» EXERCISE REQUIREMENTS: In the listing below, identify each line with the word "right" and return those lines.

» INPUT ROWS:
-=-=-

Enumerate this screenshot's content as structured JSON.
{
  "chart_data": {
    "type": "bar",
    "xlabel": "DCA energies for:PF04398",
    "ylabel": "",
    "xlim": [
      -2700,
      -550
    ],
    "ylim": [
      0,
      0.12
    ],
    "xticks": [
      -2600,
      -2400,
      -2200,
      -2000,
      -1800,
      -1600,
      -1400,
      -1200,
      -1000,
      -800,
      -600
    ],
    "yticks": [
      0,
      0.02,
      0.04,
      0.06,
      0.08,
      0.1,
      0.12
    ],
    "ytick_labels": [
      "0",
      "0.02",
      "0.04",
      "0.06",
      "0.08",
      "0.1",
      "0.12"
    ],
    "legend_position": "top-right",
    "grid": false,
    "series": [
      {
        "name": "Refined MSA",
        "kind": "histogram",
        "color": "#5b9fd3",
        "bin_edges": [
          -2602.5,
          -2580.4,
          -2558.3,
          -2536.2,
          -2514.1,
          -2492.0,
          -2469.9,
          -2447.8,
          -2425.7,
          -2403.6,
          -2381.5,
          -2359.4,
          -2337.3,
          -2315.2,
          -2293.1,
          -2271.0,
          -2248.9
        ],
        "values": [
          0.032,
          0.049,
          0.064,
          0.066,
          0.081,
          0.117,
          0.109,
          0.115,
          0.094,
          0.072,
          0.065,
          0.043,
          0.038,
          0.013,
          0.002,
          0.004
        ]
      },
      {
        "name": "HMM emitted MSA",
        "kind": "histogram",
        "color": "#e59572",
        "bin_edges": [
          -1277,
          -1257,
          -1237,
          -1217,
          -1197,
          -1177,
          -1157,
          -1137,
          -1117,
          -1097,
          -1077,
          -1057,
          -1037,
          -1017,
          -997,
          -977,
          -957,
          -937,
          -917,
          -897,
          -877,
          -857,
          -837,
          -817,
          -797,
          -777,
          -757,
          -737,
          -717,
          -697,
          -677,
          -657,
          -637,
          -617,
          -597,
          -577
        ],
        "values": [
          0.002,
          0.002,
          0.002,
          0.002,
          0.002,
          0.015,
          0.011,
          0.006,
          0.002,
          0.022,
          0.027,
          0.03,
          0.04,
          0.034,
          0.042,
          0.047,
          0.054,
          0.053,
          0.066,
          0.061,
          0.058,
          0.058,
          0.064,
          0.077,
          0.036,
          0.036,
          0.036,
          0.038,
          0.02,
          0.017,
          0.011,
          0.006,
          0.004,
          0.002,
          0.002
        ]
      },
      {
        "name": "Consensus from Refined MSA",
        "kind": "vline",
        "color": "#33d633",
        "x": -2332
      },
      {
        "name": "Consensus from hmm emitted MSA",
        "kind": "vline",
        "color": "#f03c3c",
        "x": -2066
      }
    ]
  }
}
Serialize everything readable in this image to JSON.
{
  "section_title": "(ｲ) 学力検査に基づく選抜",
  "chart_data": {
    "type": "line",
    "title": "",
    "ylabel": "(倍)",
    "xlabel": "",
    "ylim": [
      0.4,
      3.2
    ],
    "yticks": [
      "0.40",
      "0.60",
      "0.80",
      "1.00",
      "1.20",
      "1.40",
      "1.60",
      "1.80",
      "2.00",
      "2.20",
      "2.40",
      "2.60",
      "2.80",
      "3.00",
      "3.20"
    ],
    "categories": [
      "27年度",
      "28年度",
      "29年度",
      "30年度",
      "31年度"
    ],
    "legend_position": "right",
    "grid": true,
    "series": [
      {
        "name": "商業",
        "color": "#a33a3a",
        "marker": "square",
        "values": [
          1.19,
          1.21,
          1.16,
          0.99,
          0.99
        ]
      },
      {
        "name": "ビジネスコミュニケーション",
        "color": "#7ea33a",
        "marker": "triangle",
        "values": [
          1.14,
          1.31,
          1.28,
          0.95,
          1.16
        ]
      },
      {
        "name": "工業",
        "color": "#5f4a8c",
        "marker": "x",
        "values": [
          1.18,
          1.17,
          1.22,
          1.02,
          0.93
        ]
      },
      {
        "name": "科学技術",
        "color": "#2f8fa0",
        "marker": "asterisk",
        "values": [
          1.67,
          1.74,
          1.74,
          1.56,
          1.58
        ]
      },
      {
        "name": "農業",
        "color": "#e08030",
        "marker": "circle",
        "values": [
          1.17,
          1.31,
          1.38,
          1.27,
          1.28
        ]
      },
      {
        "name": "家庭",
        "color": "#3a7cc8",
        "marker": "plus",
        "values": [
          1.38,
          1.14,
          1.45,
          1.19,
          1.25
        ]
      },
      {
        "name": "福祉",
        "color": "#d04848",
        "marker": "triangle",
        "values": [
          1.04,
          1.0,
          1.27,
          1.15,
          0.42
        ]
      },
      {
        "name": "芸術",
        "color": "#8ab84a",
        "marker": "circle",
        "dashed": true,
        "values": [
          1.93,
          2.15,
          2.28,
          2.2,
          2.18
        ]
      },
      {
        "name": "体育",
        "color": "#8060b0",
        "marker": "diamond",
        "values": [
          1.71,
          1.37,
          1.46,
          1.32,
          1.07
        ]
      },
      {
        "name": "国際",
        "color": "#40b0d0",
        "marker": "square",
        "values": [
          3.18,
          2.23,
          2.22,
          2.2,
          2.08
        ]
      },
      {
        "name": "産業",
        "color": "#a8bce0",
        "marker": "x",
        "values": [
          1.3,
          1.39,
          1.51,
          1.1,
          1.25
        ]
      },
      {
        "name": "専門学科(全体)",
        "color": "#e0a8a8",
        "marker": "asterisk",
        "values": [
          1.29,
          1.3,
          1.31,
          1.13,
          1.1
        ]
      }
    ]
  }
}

-=-=-

» ANSWER TO THIS PROBLEM:
    "legend_position": "top-right",
    "legend_position": "right",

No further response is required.